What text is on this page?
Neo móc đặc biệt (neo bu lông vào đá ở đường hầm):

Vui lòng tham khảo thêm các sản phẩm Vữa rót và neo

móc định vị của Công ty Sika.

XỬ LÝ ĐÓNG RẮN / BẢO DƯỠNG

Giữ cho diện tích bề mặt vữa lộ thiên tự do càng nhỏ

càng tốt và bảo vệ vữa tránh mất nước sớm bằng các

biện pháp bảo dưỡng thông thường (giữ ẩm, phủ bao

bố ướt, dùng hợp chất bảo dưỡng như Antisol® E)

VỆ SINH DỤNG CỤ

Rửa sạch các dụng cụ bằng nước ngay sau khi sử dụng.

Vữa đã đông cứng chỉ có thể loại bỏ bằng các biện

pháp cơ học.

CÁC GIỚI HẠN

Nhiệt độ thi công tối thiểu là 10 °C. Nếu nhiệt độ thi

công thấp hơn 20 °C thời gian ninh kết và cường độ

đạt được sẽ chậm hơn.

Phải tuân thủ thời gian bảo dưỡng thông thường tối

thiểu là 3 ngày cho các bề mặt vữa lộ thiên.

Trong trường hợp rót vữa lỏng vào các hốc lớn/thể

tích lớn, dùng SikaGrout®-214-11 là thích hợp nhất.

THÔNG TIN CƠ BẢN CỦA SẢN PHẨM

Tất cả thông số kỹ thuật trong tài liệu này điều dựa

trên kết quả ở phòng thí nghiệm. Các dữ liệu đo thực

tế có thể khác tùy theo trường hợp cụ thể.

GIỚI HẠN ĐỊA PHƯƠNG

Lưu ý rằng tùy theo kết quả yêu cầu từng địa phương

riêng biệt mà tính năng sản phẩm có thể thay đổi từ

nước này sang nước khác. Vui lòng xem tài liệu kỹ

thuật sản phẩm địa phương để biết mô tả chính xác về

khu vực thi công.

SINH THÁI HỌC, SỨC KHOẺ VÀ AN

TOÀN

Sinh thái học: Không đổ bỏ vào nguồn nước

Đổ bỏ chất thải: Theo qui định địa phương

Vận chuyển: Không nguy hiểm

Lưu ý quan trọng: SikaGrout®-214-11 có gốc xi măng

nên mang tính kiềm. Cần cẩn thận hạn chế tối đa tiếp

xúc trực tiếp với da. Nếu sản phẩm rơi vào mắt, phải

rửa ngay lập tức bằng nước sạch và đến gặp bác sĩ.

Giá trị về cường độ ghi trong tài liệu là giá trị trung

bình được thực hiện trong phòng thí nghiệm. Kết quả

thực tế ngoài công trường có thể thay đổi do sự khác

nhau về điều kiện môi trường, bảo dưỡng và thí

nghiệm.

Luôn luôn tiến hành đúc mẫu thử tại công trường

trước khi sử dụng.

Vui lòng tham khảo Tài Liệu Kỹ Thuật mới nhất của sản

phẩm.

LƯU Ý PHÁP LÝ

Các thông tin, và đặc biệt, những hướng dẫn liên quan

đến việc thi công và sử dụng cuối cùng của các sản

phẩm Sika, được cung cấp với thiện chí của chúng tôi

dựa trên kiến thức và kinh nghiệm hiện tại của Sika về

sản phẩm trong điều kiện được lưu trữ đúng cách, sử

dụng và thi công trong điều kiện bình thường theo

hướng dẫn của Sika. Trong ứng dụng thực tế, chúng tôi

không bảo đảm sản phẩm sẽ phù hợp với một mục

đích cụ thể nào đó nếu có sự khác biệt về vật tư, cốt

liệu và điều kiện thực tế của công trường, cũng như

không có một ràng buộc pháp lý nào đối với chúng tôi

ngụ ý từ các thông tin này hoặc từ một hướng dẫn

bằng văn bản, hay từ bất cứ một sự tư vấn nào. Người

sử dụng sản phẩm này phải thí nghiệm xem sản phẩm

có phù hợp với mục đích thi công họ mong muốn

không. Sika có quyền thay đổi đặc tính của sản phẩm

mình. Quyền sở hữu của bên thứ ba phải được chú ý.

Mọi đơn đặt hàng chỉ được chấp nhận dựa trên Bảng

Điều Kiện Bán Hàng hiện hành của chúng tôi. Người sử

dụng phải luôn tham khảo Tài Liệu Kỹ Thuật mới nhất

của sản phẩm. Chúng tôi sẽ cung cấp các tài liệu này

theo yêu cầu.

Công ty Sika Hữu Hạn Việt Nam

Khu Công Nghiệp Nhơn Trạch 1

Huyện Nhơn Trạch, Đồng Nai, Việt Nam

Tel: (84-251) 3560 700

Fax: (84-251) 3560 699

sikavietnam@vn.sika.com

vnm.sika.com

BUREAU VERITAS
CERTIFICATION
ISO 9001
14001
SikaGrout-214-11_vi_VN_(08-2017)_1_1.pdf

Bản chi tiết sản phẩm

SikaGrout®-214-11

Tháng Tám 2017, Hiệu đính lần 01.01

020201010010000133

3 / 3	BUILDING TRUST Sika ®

────────────────

▸ REQUIRED WORK
Search the data above for the string "hướng" and return every line that has it.

▸ EXERCISE OUTPUT
Các thông tin, và đặc biệt, những hướng dẫn liên quan
hướng dẫn của Sika. Trong ứng dụng thực tế, chúng tôi
ngụ ý từ các thông tin này hoặc từ một hướng dẫn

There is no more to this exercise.